## Trecho fornecido
A
moral do livro de poemas de Antônio Siúves (Manduruvá Edições) parece-me uma
moral ligada a Proust e a Pedro Nava: o autor demonstra uma sensibilidade
ligada ao que a cidade –Belo Horizonte, que aparece como “Belizon” em “Ruas de Belizon”—tem
de mais poético, mais ligado a um passado em que a vida nessa que agora é uma
grande cidade era mais humana. Enquanto a cidade é destruída mais uma vez pela
especulação imobiliária, ao poeta resta lembrar o odor das damas-da-noite nas
ruas de Belo Horizonte e preservar esse odor. Esse odor das damas-da-noite do
passado está salpicado, aqui e ali, nas luas de Moral das Horas. O poeta exemplifica sua poética ligada à cidade em Olavin Testino (MD): “a arquitetura
para sempre farisaica da cidade [vinte vezes destruída em um século] conserva o
vetor determinista do arremedo. Arquitetos cortam moldes baratos nos magazines
da corte e praticam colagens” (SIUVES, 2013, p. 88). Siúves cita diretamente
Shakespeare, T. S. Eliot, Galáxias de
Haroldo de Campos, Mario Vargas Lhosa, dentre outros. Há um travo de melancolia
que lembra, por vezes, Drummond. Mas nesse departamento o poeta parece ir muito
bem: Siúves veleja bem nos mares do não.

Dados de origem

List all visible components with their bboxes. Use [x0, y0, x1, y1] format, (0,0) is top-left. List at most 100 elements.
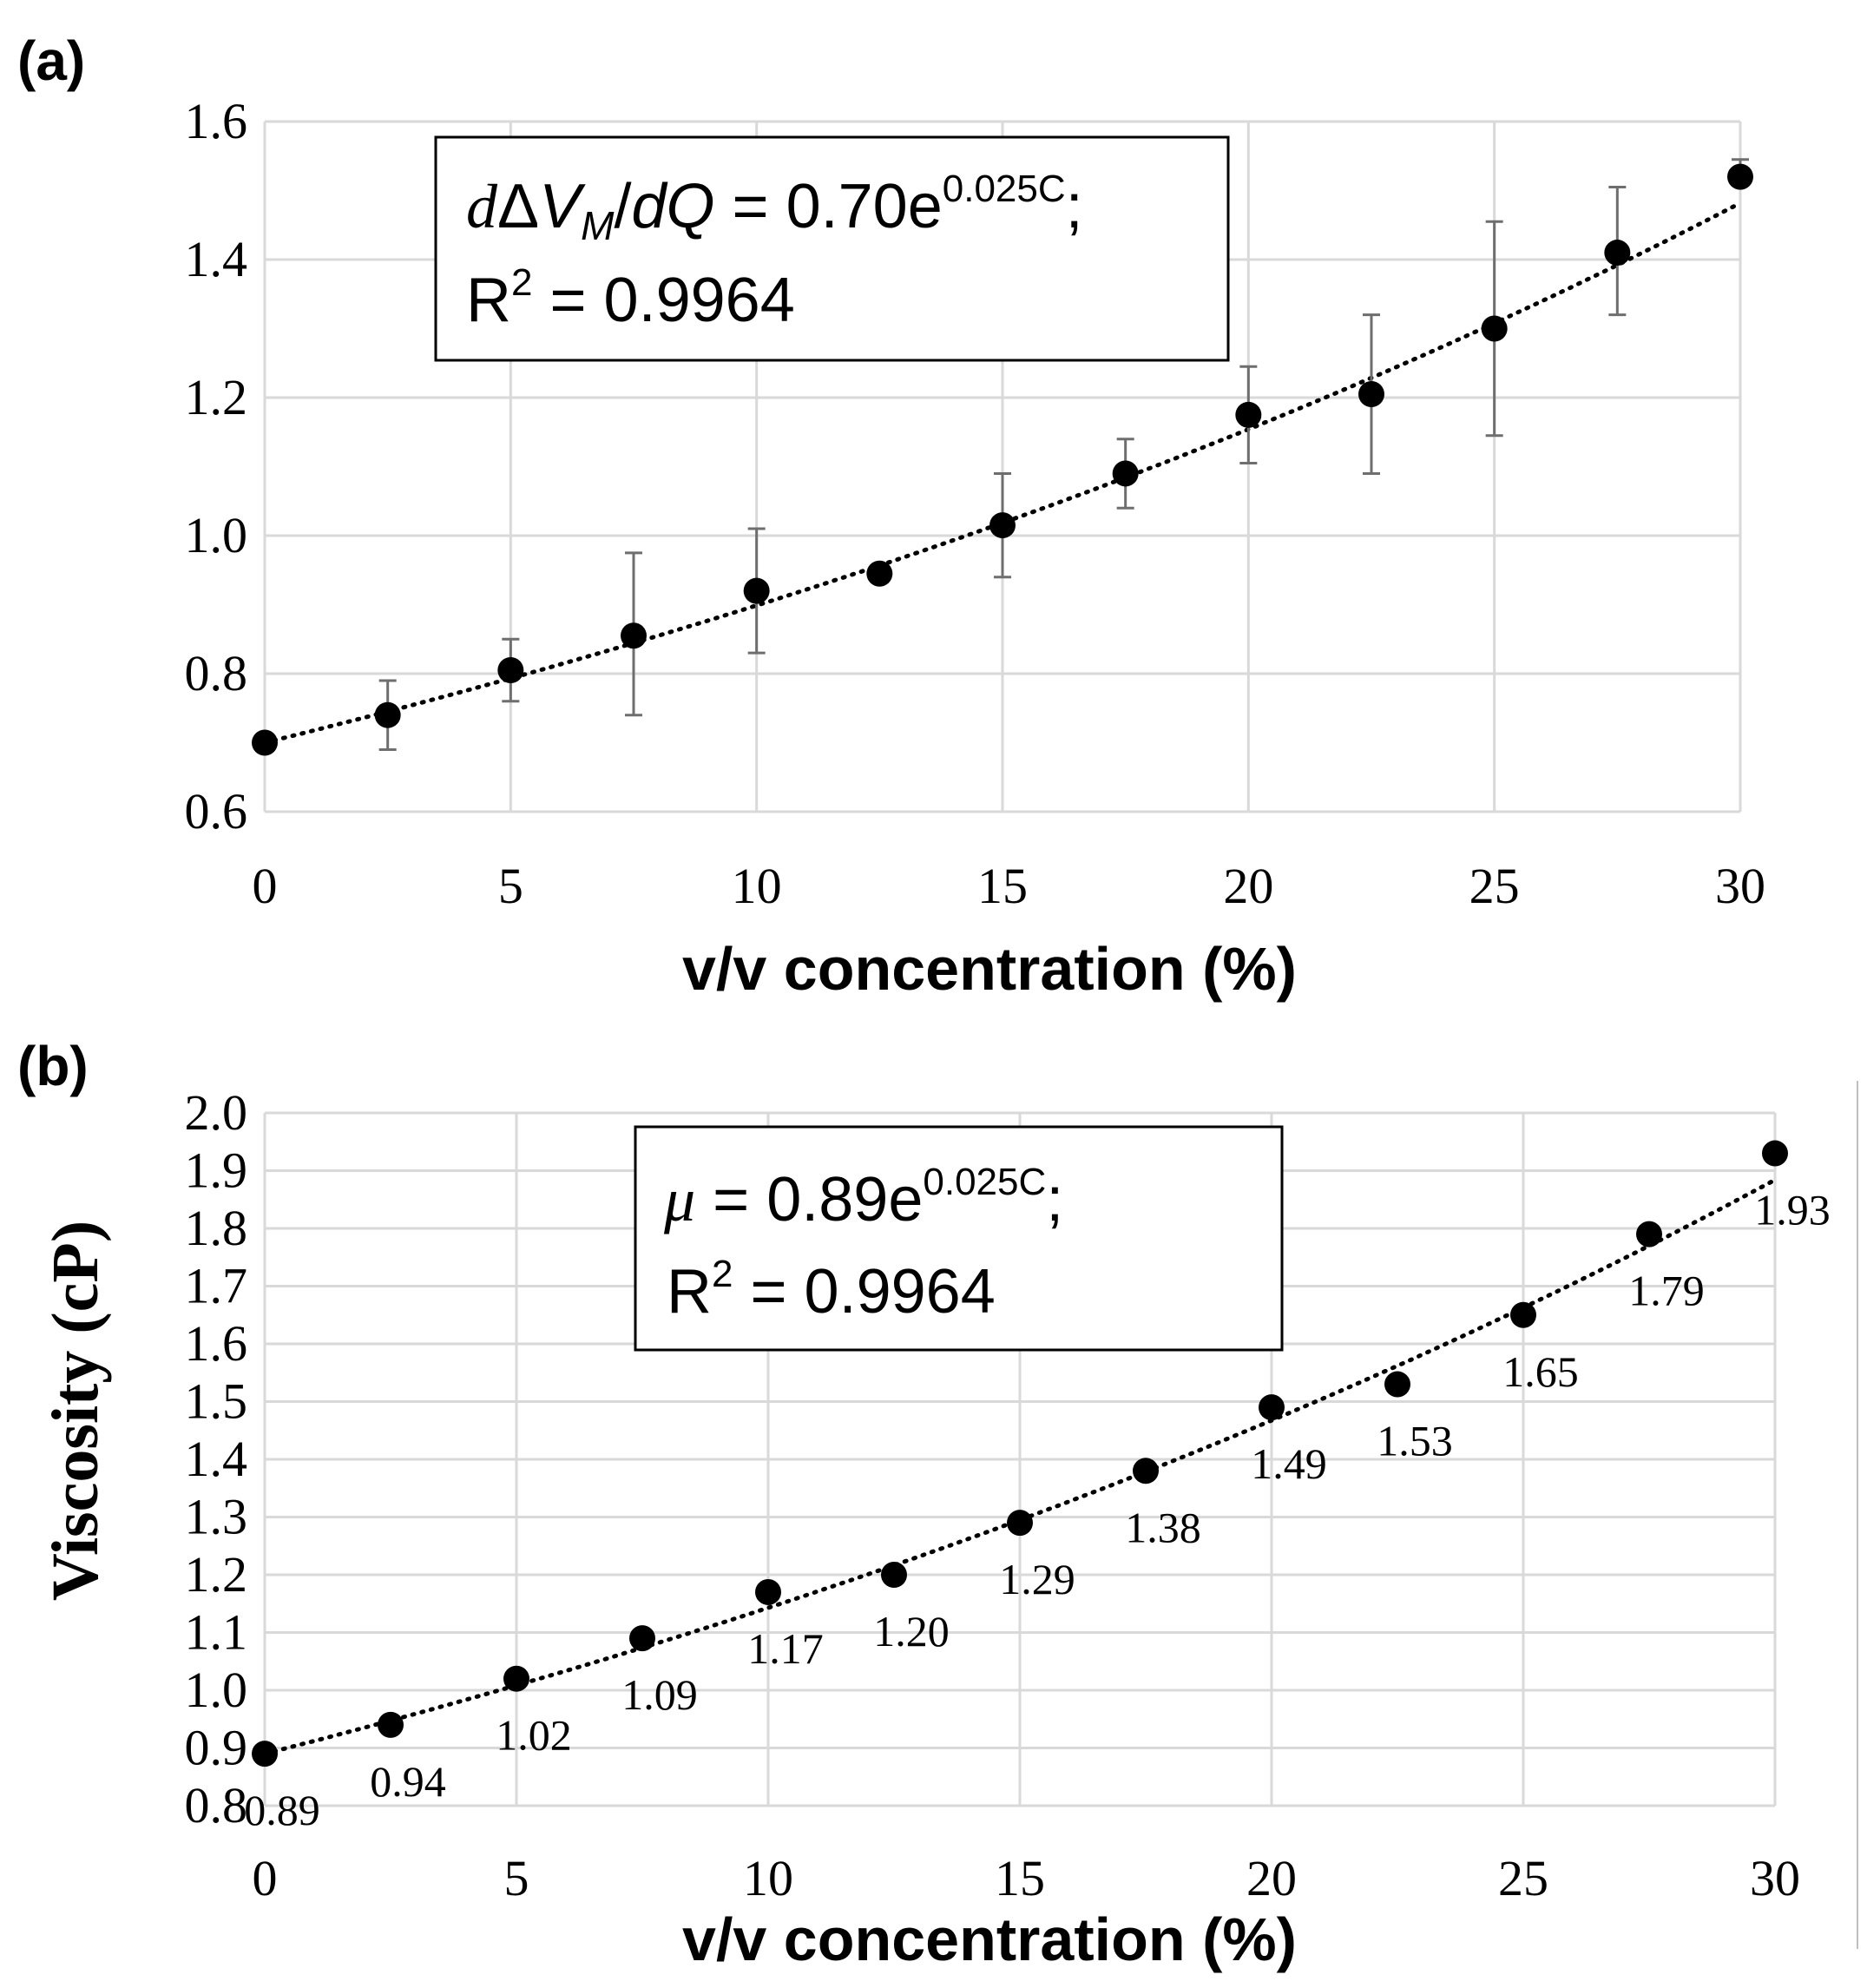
panel-b-data-points — [252, 1140, 1788, 1767]
data-label: 1.79 — [1628, 1267, 1705, 1315]
data-point — [497, 657, 524, 684]
data-point — [374, 701, 401, 728]
eq-b-r: R — [667, 1257, 712, 1326]
y-tick-label: 1.4 — [185, 1431, 248, 1487]
panel-a-equation-line2: R2 = 0.9964 — [466, 261, 795, 335]
x-tick-label: 30 — [1750, 1850, 1800, 1906]
data-label: 0.89 — [244, 1786, 320, 1834]
x-tick-label: 20 — [1246, 1850, 1297, 1906]
x-tick-label: 5 — [504, 1850, 529, 1906]
data-point — [1510, 1301, 1536, 1328]
panel-a: (a) 0.6 0.8 1.0 1.2 1.4 1.6 0 5 10 15 20 25 30 v/v … — [17, 30, 1765, 1003]
y-tick-label: 1.5 — [185, 1373, 248, 1430]
data-point — [1112, 460, 1139, 487]
eq-a-dq: dQ — [631, 172, 714, 241]
eq-a-sub: M — [581, 203, 615, 248]
panel-a-x-tick-labels: 0 5 10 15 20 25 30 — [253, 858, 1766, 914]
data-label: 1.29 — [999, 1555, 1075, 1603]
data-point — [252, 729, 278, 756]
data-label: 1.17 — [747, 1624, 824, 1673]
data-label: 1.53 — [1377, 1417, 1453, 1465]
panel-a-y-tick-labels: 0.6 0.8 1.0 1.2 1.4 1.6 — [185, 93, 248, 839]
eq-a-r2-sup: 2 — [511, 261, 532, 304]
data-point — [1235, 401, 1262, 428]
data-label: 1.02 — [496, 1711, 572, 1760]
panel-a-equation-line1: dΔVM/dQ = 0.70e0.025C; — [466, 168, 1083, 248]
data-point — [1133, 1458, 1159, 1484]
eq-a-exp: 0.025C — [943, 168, 1066, 210]
x-tick-label: 25 — [1498, 1850, 1548, 1906]
data-point — [1481, 315, 1508, 342]
panel-a-x-axis-title: v/v concentration (%) — [682, 935, 1297, 1003]
y-tick-label: 1.8 — [185, 1200, 248, 1256]
y-tick-label: 1.4 — [185, 231, 248, 287]
x-tick-label: 0 — [253, 1850, 278, 1906]
panel-b-equation-frame — [634, 1125, 1284, 1352]
data-label: 1.65 — [1502, 1347, 1579, 1396]
data-label: 1.49 — [1251, 1439, 1327, 1488]
eq-a-slash: / — [614, 172, 631, 241]
data-point — [503, 1665, 529, 1692]
data-label: 1.93 — [1754, 1186, 1831, 1234]
data-point — [1727, 163, 1753, 190]
y-tick-label: 1.6 — [185, 93, 248, 149]
data-label: 1.20 — [873, 1607, 950, 1656]
eq-b-r2-sup: 2 — [712, 1253, 733, 1295]
panel-a-equation-frame — [434, 135, 1230, 362]
data-label: 0.94 — [370, 1757, 446, 1806]
data-point — [1762, 1140, 1788, 1167]
y-tick-label: 1.6 — [185, 1315, 248, 1372]
eq-a-r: R — [466, 266, 511, 335]
data-point — [1384, 1371, 1410, 1398]
data-point — [1259, 1394, 1285, 1421]
y-tick-label: 0.8 — [185, 1777, 248, 1833]
y-tick-label: 0.8 — [185, 645, 248, 701]
eq-a-rhs: = 0.70e — [715, 172, 943, 241]
x-tick-label: 20 — [1223, 858, 1273, 914]
panel-b-gridlines — [263, 1111, 1777, 1807]
panel-a-label: (a) — [17, 30, 85, 92]
data-point — [743, 577, 770, 604]
eq-b-mu: μ — [663, 1165, 695, 1234]
y-tick-label: 1.2 — [185, 1546, 248, 1603]
y-tick-label: 0.6 — [185, 783, 248, 839]
data-point — [1604, 240, 1631, 267]
data-point — [1007, 1510, 1033, 1537]
eq-a-delta: Δ — [497, 172, 539, 241]
eq-a-semi: ; — [1066, 172, 1083, 241]
data-point — [252, 1741, 278, 1767]
panel-a-equation-box: dΔVM/dQ = 0.70e0.025C; R2 = 0.9964 — [434, 135, 1230, 362]
eq-b-semi: ; — [1046, 1165, 1063, 1234]
eq-a-d: d — [466, 172, 498, 241]
x-tick-label: 30 — [1715, 858, 1765, 914]
y-tick-label: 1.0 — [185, 507, 248, 563]
x-tick-label: 25 — [1469, 858, 1520, 914]
x-tick-label: 15 — [977, 858, 1028, 914]
data-point — [881, 1562, 907, 1588]
eq-a-r2-value: = 0.9964 — [532, 266, 794, 335]
x-tick-label: 5 — [498, 858, 523, 914]
panel-b-x-axis-title: v/v concentration (%) — [682, 1906, 1297, 1973]
panel-b-x-tick-labels: 0 5 10 15 20 25 30 — [253, 1850, 1801, 1906]
eq-a-v: V — [539, 172, 586, 241]
panel-b-label: (b) — [17, 1035, 89, 1097]
data-point — [1636, 1221, 1662, 1247]
panel-b-data-labels: 0.89 0.94 1.02 1.09 1.17 1.20 1.29 1.38 1.49 1.53… — [244, 1186, 1831, 1835]
data-label: 1.09 — [621, 1670, 698, 1719]
panel-b: (b) 0.890.941.021.091.17 1.201.291.381.49… — [17, 1035, 1831, 1973]
data-point — [989, 512, 1016, 539]
data-point — [378, 1711, 404, 1738]
y-tick-label: 1.0 — [185, 1662, 248, 1718]
panel-b-y-tick-labels: 0.80.91.01.11.21.31.41.51.61.71.81.92.0 — [185, 1084, 248, 1833]
y-tick-label: 1.3 — [185, 1489, 248, 1545]
data-point — [1358, 381, 1384, 408]
y-tick-label: 1.7 — [185, 1258, 248, 1314]
eq-b-rhs: = 0.89e — [695, 1165, 923, 1234]
y-tick-label: 0.9 — [185, 1720, 248, 1776]
panel-b-equation-box: μ = 0.89e0.025C; R2 = 0.9964 — [634, 1125, 1284, 1352]
panel-b-equation-line2: R2 = 0.9964 — [667, 1253, 996, 1326]
x-tick-label: 0 — [253, 858, 278, 914]
panel-b-y-axis-title: Viscosity (cP) — [39, 1221, 112, 1601]
x-tick-label: 15 — [995, 1850, 1045, 1906]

## Exercício proposto 1
No trecho sobre o livro de Antônio Siúves, por qual editora o livro de poemas foi publicado?
## Exercício proposto 2
Reescreva em forma de lista numerada as linhas dos registros que vão da linha com "panel-b-data-points — [252, 1140, 1788, 1767]" até a linha com "data-label: 0.89 — [244, 1786, 320, 1834]", incluindo ambas e omitindo as linhas em branco.
O trecho sobre o livro de Antônio Siúves e os registros não têm relação entre si.

## Resposta esperada 1
Pela Manduruvá Edições.

## Resposta esperada 2
1. panel-b-data-points — [252, 1140, 1788, 1767]
2. data-label: 1.79 — [1628, 1267, 1705, 1315]
3. data-point — [497, 657, 524, 684]
4. data-point — [374, 701, 401, 728]
5. eq-b-r: R — [667, 1257, 712, 1326]
6. y-tick-label: 1.4 — [185, 1431, 248, 1487]
7. panel-a-equation-line2: R2 = 0.9964 — [466, 261, 795, 335]
8. x-tick-label: 30 — [1750, 1850, 1800, 1906]
9. data-label: 0.89 — [244, 1786, 320, 1834]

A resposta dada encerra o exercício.